■ **Dataset listings of figures**:
--

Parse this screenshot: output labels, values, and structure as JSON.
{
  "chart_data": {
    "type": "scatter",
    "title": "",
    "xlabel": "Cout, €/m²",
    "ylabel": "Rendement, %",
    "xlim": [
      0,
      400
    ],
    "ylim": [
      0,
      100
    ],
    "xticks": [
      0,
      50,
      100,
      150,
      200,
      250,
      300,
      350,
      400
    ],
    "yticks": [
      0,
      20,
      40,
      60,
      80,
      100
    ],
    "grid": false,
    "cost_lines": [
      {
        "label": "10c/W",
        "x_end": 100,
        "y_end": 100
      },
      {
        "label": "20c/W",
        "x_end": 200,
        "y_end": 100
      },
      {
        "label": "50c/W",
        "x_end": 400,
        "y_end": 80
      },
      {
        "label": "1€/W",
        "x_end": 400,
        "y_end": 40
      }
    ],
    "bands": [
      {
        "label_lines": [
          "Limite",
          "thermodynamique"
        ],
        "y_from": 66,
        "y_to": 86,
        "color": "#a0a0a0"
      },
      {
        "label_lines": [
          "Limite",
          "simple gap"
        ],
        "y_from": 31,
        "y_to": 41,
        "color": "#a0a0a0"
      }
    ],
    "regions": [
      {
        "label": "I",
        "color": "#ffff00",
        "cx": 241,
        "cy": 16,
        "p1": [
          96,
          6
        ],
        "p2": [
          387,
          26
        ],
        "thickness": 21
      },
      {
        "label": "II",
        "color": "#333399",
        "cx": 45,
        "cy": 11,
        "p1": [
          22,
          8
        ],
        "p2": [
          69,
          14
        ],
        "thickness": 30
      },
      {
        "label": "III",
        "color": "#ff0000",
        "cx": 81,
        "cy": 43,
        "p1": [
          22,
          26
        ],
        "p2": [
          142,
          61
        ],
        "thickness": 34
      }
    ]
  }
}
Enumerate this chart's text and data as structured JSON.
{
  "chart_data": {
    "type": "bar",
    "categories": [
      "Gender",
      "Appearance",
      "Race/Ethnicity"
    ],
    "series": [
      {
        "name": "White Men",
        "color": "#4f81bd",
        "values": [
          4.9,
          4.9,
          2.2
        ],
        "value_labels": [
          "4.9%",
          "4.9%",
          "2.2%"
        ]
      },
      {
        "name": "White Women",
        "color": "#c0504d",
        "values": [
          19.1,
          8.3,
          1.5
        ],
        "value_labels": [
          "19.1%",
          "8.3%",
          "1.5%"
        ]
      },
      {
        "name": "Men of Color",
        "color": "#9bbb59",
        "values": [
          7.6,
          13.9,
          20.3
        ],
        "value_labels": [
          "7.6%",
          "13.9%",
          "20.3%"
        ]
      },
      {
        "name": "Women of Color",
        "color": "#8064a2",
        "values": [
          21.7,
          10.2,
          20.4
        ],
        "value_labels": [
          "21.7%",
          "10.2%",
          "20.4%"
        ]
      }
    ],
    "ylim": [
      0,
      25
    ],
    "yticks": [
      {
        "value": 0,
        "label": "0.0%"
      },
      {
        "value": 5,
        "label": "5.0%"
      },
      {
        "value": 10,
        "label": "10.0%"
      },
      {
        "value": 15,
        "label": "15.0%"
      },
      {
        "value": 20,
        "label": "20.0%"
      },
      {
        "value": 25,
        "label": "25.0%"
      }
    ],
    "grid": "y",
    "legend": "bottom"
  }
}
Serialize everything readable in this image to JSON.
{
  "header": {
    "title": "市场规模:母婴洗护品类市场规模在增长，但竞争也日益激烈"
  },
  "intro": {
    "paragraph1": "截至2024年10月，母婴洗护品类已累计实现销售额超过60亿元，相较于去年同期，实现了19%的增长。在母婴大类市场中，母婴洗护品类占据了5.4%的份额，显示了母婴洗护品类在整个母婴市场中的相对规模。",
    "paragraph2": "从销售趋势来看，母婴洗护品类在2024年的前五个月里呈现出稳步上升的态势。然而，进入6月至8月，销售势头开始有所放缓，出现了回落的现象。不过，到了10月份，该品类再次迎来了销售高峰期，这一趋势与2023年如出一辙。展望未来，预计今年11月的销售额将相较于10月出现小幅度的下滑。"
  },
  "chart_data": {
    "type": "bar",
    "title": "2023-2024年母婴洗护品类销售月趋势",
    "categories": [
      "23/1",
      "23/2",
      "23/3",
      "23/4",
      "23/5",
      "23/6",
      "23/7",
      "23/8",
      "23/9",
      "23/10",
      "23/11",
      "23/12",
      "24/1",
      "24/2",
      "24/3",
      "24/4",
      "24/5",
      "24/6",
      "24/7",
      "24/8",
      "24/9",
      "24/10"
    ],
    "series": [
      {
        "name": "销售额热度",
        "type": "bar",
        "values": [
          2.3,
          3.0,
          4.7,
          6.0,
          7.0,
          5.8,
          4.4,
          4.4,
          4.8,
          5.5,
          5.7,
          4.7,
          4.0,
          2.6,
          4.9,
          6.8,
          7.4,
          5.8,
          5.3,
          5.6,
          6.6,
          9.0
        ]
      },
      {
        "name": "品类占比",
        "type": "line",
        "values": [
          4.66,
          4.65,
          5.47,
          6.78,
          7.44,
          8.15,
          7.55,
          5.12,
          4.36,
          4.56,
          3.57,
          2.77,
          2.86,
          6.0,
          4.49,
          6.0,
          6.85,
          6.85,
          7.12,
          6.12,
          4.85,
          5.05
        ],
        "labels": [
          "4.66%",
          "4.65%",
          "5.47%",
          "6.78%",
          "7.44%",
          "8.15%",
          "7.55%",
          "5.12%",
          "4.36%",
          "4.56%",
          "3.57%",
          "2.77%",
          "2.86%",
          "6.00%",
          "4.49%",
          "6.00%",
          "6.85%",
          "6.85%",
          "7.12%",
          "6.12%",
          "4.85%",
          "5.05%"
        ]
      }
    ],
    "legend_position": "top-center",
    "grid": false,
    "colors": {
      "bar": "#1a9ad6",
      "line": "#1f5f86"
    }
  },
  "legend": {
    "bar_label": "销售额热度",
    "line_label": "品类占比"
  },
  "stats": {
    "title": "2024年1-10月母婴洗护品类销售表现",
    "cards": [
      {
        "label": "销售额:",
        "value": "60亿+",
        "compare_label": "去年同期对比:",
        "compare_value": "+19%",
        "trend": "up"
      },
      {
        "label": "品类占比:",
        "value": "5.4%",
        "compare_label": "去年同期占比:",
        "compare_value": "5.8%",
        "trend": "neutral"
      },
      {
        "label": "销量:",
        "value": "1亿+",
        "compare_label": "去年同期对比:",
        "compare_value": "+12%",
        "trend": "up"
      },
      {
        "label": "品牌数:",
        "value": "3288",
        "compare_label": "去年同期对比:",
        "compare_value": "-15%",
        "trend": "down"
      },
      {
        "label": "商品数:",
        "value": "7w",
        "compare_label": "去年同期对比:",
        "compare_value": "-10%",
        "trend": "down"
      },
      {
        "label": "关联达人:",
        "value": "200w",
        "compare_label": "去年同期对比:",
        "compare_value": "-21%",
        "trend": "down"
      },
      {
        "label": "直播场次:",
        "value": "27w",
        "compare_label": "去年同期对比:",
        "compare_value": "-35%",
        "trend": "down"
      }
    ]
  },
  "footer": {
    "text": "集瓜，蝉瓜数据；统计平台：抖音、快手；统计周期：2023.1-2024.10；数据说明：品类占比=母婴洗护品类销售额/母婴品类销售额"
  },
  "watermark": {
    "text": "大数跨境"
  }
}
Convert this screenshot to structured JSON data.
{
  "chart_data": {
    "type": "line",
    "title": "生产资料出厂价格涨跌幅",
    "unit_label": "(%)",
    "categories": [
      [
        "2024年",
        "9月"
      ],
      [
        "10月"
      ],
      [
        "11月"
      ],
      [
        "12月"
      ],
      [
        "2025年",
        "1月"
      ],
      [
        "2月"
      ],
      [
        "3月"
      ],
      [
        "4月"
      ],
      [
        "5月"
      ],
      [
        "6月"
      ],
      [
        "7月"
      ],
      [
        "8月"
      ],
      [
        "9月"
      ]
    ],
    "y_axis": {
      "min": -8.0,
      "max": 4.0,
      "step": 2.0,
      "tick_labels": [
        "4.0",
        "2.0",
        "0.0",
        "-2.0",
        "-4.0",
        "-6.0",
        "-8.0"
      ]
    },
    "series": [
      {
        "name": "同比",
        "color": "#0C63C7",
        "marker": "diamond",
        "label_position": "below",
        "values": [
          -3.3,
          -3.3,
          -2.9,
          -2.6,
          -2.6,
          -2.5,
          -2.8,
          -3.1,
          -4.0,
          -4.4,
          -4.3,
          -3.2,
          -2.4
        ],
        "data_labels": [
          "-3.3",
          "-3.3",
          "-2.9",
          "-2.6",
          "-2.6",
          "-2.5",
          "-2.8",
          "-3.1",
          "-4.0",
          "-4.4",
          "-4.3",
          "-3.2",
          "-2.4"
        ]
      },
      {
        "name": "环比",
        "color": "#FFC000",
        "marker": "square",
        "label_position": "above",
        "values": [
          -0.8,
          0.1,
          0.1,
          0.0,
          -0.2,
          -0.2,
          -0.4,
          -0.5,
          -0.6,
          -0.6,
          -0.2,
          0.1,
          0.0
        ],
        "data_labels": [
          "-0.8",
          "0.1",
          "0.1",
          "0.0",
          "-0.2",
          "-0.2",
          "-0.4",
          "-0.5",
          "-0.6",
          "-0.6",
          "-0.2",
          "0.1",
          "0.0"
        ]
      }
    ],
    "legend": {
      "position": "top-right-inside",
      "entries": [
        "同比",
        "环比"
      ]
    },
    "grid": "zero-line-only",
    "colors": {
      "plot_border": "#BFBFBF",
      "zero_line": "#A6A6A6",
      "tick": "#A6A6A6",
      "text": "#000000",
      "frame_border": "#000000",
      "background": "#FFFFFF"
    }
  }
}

--

■ **Exercise**: Looking at the records above, work out how many lines include the string "品类占比". Give the number and nothing else.

■ **The reply**: 4